__Exercise instructions__
From the listing below, pick out each line with the word "title".

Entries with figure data
★ ★ ★

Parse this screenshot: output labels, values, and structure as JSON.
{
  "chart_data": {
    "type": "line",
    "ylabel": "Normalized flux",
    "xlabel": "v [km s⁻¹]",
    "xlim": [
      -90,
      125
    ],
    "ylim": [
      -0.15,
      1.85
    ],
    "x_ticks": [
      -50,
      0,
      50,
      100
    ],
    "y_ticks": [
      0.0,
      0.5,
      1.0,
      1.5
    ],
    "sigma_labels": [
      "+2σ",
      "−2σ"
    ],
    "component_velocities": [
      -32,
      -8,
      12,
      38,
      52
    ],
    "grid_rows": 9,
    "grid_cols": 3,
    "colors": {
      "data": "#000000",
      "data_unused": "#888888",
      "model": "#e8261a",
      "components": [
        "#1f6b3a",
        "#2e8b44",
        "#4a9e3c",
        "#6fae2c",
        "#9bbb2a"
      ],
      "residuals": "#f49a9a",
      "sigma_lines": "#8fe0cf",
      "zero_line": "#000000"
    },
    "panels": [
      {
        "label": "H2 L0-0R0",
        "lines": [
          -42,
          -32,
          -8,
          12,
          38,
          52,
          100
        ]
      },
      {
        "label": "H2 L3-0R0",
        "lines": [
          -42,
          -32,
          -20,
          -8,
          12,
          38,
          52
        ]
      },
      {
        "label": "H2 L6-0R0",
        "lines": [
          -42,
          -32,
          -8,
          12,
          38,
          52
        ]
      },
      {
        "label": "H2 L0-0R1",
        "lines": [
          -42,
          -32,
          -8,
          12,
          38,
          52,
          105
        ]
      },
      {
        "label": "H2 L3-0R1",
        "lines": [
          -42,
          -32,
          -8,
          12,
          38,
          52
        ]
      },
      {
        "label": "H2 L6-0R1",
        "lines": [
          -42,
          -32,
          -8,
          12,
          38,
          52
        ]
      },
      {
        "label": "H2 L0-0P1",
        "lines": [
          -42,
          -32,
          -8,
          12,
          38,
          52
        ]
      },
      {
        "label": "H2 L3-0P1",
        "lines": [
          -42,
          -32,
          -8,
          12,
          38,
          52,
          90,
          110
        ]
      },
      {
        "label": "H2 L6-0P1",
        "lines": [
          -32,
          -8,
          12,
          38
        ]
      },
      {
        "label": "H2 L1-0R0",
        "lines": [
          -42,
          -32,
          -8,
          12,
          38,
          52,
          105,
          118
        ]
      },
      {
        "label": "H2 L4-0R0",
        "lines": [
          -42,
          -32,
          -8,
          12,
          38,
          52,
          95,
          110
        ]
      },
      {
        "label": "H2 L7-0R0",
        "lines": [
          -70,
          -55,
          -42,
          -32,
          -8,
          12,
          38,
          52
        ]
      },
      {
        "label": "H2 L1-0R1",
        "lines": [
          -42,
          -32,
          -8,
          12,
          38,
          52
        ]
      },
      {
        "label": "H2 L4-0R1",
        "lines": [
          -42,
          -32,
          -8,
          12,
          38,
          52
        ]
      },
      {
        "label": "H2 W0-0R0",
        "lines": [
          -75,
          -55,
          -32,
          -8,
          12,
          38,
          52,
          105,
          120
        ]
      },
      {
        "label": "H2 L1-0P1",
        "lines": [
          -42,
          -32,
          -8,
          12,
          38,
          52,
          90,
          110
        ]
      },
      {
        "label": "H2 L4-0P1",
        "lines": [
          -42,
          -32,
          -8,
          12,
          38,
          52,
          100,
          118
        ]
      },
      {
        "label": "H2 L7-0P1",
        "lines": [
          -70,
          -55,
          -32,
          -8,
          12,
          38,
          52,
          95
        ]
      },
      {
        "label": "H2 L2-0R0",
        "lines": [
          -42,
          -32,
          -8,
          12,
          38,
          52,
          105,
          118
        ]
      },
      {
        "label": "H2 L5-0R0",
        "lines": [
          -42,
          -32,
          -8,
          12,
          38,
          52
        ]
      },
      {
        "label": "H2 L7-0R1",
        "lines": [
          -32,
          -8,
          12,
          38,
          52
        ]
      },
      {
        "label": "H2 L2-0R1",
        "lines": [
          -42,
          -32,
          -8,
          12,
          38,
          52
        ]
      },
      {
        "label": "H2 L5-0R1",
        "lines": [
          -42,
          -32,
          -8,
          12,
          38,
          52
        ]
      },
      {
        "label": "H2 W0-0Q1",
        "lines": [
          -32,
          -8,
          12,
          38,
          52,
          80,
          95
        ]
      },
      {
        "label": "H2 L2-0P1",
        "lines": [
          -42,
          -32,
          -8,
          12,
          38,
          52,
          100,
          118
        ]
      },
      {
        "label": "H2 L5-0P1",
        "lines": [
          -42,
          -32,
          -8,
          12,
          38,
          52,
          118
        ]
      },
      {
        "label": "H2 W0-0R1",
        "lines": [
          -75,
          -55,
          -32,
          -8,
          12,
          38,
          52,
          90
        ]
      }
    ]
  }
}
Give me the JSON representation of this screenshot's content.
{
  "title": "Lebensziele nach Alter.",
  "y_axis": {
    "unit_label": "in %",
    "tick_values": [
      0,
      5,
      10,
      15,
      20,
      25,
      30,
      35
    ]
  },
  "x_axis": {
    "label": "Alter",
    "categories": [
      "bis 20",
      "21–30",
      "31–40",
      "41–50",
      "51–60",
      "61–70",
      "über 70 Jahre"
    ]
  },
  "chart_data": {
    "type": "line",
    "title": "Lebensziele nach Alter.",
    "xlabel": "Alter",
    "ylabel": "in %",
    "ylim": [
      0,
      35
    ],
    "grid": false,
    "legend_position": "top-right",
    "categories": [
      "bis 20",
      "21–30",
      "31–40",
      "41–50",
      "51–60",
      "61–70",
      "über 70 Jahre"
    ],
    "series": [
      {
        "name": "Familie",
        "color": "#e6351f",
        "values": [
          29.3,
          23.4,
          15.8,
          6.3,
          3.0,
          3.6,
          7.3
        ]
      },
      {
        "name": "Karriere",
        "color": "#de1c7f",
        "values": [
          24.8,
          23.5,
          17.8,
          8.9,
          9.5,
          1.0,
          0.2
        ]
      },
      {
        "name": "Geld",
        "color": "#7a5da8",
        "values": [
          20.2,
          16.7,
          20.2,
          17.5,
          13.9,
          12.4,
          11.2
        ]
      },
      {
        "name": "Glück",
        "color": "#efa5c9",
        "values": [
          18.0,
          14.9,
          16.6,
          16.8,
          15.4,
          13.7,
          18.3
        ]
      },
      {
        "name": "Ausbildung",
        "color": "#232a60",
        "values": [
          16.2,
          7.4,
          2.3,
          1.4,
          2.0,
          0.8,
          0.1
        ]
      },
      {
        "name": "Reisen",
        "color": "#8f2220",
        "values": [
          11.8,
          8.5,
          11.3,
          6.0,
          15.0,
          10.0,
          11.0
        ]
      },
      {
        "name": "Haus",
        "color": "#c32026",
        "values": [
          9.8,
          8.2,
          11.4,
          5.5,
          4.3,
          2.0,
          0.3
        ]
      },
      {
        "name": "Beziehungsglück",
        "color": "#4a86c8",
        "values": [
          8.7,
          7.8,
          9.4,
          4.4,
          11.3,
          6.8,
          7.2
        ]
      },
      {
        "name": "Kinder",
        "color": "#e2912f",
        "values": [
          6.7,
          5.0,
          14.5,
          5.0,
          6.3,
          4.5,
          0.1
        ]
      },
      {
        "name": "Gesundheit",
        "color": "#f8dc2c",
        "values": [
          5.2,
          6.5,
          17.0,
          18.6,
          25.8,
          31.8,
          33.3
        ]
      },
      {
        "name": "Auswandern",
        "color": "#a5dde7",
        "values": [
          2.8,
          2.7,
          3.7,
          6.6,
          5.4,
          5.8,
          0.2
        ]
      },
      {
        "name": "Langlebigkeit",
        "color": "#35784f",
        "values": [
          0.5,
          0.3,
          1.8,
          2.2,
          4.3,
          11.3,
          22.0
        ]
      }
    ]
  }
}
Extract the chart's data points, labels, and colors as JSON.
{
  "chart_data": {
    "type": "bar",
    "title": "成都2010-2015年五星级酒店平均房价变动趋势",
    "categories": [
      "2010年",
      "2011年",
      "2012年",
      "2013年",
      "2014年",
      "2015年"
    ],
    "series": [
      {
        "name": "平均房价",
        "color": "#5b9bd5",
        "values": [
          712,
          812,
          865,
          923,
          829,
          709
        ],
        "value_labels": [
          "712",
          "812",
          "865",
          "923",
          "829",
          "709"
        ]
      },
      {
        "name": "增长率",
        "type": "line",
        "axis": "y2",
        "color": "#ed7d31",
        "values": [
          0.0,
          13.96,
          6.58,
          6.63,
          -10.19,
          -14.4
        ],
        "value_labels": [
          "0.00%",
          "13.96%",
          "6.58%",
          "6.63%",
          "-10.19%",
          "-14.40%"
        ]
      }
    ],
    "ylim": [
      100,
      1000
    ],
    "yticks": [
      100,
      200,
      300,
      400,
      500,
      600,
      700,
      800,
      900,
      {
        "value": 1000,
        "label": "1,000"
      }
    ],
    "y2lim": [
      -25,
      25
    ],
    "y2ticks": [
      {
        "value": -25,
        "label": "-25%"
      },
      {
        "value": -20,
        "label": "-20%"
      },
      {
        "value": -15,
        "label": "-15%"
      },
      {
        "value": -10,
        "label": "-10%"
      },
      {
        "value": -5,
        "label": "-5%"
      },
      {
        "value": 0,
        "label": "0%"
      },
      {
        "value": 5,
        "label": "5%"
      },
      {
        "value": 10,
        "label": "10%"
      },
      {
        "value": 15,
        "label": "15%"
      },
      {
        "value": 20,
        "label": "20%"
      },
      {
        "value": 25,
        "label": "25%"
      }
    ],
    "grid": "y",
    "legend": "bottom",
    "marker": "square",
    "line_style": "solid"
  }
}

★ ★ ★

__Finished answer__
  "title": "Lebensziele nach Alter.",
    "title": "Lebensziele nach Alter.",
    "title": "成都2010-2015年五星级酒店平均房价变动趋势",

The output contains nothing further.